EXERCISE BRIEF ::
Pull each line holding "simulated" out of the entries below.

···

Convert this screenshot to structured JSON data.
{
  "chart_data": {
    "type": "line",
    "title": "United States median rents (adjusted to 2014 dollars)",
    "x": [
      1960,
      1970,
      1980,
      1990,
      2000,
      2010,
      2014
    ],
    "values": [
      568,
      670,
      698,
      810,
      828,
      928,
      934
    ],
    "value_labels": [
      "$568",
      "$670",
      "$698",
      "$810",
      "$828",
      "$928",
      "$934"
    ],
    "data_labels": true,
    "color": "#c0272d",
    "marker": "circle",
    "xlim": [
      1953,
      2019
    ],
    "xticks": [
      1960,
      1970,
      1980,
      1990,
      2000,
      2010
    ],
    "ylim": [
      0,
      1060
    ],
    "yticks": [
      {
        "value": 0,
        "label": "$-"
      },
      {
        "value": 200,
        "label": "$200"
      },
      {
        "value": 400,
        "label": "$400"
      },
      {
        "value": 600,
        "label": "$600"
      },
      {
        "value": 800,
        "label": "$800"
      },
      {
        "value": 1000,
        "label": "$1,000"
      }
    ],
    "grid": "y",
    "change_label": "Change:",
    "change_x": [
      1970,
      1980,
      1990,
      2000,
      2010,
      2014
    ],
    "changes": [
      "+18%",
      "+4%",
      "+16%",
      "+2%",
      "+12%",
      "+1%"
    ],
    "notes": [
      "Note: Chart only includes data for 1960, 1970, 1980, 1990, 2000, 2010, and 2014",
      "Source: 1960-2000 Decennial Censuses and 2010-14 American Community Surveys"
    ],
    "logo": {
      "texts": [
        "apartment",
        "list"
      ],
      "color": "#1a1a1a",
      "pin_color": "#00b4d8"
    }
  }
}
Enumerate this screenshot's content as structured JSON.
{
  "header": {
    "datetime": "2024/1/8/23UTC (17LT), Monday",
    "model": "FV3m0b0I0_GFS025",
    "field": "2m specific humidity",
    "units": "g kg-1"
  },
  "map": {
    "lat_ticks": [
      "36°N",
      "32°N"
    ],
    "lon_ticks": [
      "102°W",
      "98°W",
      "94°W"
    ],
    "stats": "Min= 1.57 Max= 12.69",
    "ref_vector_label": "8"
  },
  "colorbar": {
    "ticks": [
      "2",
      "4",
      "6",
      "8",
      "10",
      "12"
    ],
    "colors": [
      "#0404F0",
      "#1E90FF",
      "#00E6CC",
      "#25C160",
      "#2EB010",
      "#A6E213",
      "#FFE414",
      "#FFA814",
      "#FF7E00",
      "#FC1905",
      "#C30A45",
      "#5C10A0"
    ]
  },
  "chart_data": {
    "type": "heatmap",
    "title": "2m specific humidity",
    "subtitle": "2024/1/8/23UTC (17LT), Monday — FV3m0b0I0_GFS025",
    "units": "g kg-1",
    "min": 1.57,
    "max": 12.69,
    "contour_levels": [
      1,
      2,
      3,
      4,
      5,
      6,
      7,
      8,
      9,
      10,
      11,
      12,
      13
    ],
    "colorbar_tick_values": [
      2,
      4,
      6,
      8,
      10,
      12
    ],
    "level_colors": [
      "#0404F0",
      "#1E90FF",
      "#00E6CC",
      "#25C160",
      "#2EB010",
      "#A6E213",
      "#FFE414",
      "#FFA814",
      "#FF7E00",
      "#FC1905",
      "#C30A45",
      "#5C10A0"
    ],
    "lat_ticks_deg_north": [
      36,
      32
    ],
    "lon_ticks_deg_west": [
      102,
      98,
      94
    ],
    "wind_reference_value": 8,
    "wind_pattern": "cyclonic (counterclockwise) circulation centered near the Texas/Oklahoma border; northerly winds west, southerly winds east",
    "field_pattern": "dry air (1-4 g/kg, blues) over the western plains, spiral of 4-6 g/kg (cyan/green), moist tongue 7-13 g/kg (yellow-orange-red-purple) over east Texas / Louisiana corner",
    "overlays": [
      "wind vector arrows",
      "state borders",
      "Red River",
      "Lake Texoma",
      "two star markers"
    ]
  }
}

···

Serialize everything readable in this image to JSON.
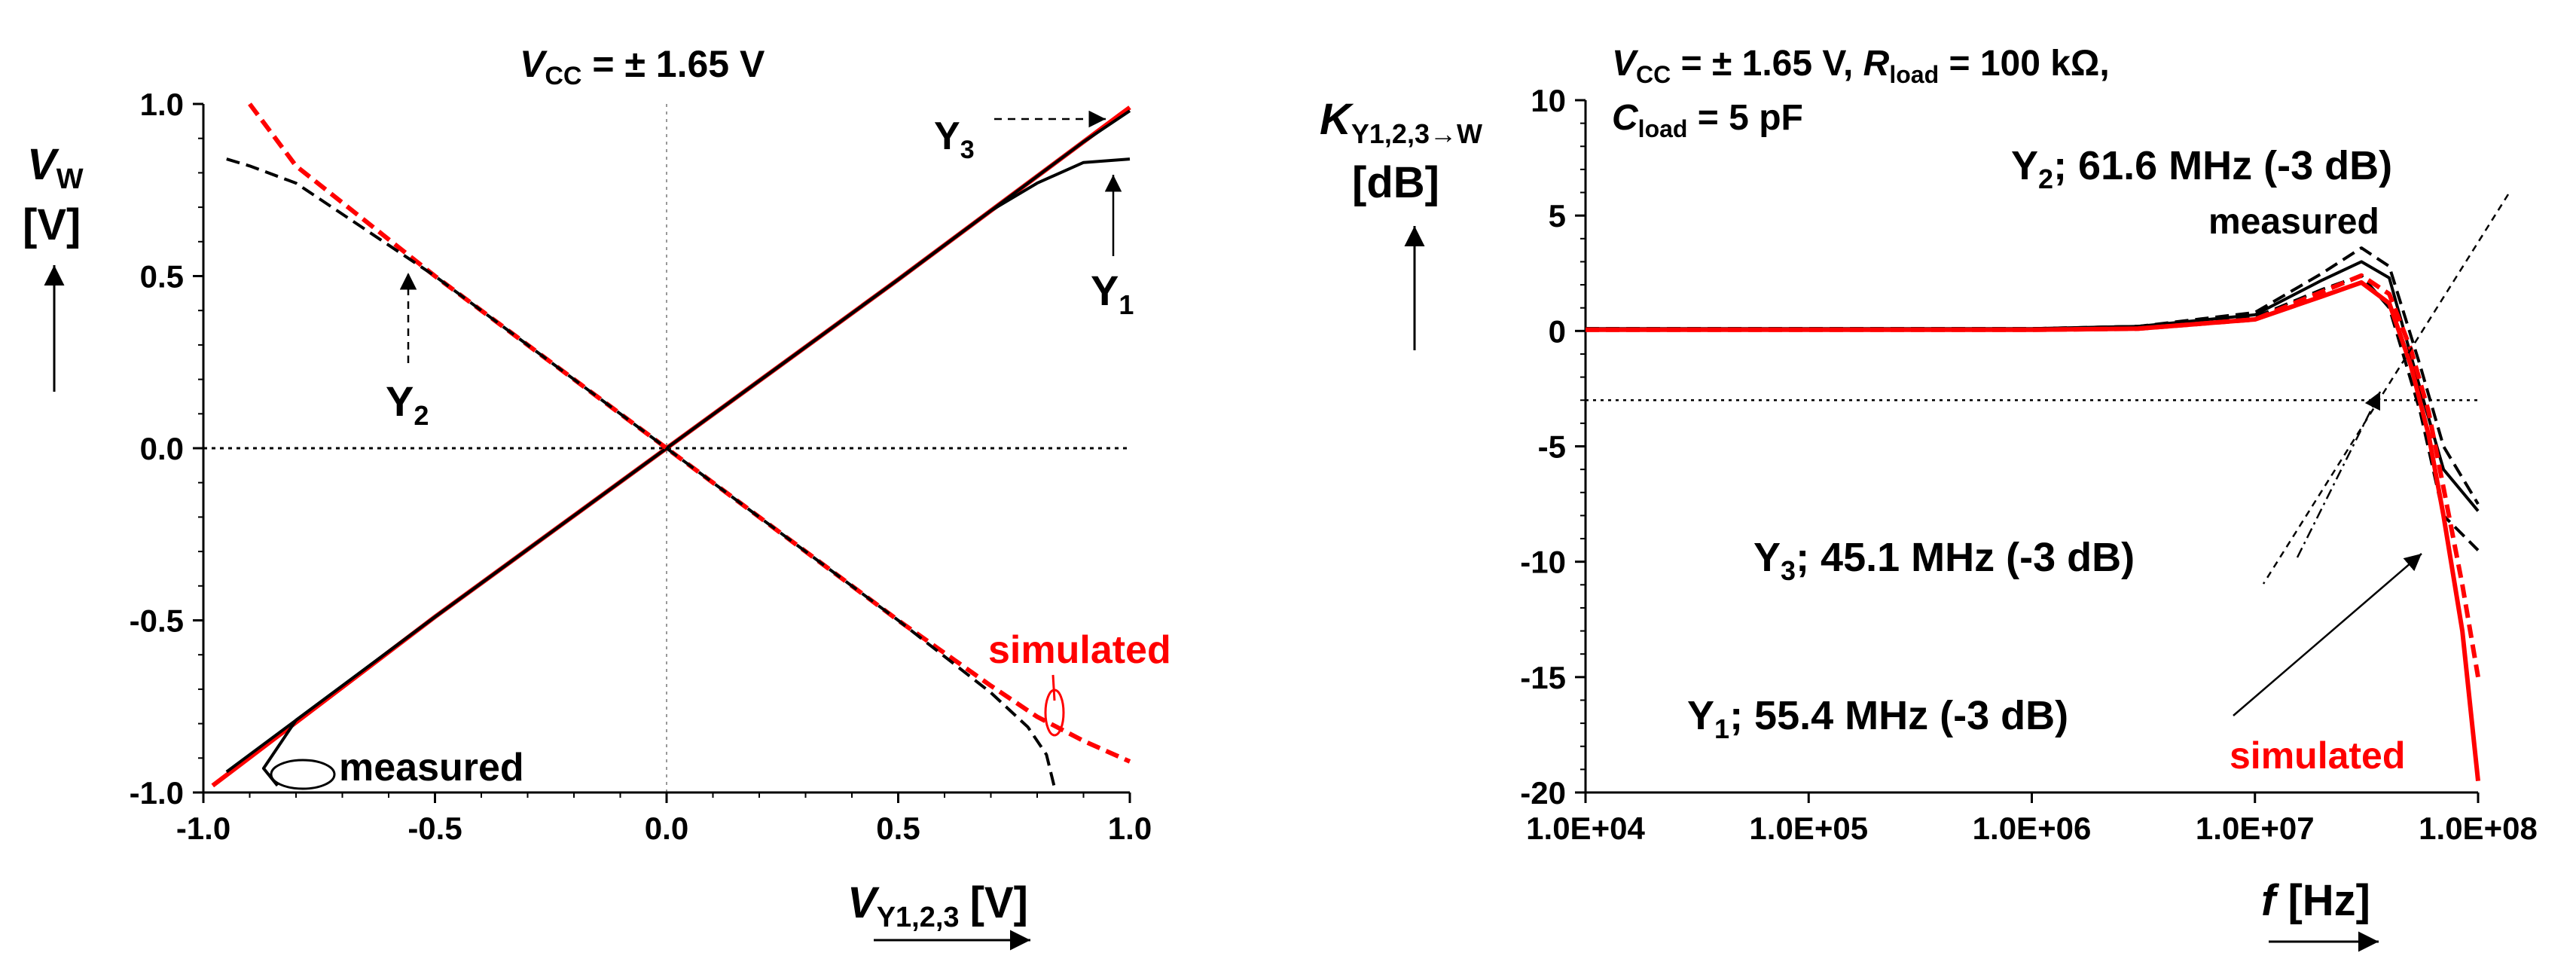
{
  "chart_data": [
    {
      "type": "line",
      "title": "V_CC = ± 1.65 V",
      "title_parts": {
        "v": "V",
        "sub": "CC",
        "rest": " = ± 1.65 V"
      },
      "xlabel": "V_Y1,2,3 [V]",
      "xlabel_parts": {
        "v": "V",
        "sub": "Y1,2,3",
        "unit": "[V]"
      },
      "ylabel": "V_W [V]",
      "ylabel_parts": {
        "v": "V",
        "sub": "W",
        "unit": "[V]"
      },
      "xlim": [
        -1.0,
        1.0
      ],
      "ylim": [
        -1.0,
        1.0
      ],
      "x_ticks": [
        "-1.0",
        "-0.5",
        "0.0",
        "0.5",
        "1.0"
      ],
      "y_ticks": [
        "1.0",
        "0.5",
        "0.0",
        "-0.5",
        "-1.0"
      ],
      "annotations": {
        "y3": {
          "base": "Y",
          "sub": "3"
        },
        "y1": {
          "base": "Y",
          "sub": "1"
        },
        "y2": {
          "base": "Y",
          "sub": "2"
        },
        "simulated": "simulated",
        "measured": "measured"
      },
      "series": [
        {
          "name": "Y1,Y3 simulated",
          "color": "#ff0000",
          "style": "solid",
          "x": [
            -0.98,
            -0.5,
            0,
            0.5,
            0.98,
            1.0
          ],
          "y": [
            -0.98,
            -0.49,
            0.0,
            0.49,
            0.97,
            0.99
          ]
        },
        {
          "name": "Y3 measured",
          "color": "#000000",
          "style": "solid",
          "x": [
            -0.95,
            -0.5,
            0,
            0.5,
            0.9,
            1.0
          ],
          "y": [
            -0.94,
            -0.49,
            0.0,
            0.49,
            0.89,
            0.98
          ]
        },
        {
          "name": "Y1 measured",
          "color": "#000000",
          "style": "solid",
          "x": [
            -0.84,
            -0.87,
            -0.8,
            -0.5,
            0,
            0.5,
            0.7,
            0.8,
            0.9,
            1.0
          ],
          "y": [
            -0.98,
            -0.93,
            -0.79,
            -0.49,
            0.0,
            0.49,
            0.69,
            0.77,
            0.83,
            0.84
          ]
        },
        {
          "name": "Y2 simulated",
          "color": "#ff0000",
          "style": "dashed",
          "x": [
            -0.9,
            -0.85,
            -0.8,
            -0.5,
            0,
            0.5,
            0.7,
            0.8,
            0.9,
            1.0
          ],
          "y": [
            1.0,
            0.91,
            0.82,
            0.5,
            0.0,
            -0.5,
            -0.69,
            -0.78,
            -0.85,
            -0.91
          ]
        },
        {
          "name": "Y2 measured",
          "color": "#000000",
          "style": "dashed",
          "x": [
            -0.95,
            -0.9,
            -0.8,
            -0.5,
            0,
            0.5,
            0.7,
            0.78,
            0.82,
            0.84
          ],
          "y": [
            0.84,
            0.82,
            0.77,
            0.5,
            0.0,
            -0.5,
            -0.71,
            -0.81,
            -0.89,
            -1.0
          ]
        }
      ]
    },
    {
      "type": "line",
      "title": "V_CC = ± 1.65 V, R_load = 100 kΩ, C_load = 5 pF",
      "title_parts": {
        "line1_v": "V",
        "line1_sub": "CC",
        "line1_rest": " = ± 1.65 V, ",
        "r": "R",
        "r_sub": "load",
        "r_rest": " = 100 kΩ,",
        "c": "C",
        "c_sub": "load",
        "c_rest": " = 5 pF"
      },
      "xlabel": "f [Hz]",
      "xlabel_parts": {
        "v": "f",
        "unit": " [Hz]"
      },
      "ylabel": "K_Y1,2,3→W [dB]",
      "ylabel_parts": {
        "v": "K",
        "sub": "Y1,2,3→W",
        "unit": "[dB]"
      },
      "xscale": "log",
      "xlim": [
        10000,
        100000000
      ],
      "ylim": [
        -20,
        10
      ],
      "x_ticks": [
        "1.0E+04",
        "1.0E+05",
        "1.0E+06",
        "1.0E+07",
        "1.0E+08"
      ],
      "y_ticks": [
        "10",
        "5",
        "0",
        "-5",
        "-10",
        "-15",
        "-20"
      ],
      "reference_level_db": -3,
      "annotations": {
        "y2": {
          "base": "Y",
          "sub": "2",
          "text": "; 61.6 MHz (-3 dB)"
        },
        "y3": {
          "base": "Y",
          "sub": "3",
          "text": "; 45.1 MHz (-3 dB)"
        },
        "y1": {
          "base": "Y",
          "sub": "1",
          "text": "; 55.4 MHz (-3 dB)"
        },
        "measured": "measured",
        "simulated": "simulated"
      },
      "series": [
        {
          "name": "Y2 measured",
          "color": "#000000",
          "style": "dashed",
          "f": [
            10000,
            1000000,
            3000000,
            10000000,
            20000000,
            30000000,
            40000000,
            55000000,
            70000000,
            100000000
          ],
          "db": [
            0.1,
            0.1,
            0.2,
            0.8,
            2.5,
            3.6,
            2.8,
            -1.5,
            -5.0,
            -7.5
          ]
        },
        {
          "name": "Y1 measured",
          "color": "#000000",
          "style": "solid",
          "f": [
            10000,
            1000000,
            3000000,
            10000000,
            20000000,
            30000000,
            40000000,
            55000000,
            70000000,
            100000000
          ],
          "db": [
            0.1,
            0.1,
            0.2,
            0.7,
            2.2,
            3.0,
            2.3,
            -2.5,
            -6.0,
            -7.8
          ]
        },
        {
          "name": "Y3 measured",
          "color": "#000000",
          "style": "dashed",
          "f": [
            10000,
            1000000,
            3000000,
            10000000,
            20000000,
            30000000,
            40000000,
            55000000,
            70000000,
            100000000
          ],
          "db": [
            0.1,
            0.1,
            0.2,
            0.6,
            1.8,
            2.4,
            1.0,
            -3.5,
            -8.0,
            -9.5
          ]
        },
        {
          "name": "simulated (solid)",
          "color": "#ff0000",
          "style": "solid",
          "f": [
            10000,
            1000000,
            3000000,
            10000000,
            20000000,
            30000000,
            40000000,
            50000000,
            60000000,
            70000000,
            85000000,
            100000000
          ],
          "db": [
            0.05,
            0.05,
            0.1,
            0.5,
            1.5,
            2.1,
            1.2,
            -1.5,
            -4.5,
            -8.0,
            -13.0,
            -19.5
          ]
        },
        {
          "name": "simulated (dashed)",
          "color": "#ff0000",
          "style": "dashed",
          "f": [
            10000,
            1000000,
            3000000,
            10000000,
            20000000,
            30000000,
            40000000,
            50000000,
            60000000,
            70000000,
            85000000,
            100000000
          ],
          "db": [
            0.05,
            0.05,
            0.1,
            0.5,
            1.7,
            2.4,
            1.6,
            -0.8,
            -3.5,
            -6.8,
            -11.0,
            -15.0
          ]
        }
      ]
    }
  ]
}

···

OUTPUT FOR THIS EXERCISE ::
        "simulated": "simulated",
          "name": "Y1,Y3 simulated",
          "name": "Y2 simulated",
        "simulated": "simulated"
          "name": "simulated (solid)",
          "name": "simulated (dashed)",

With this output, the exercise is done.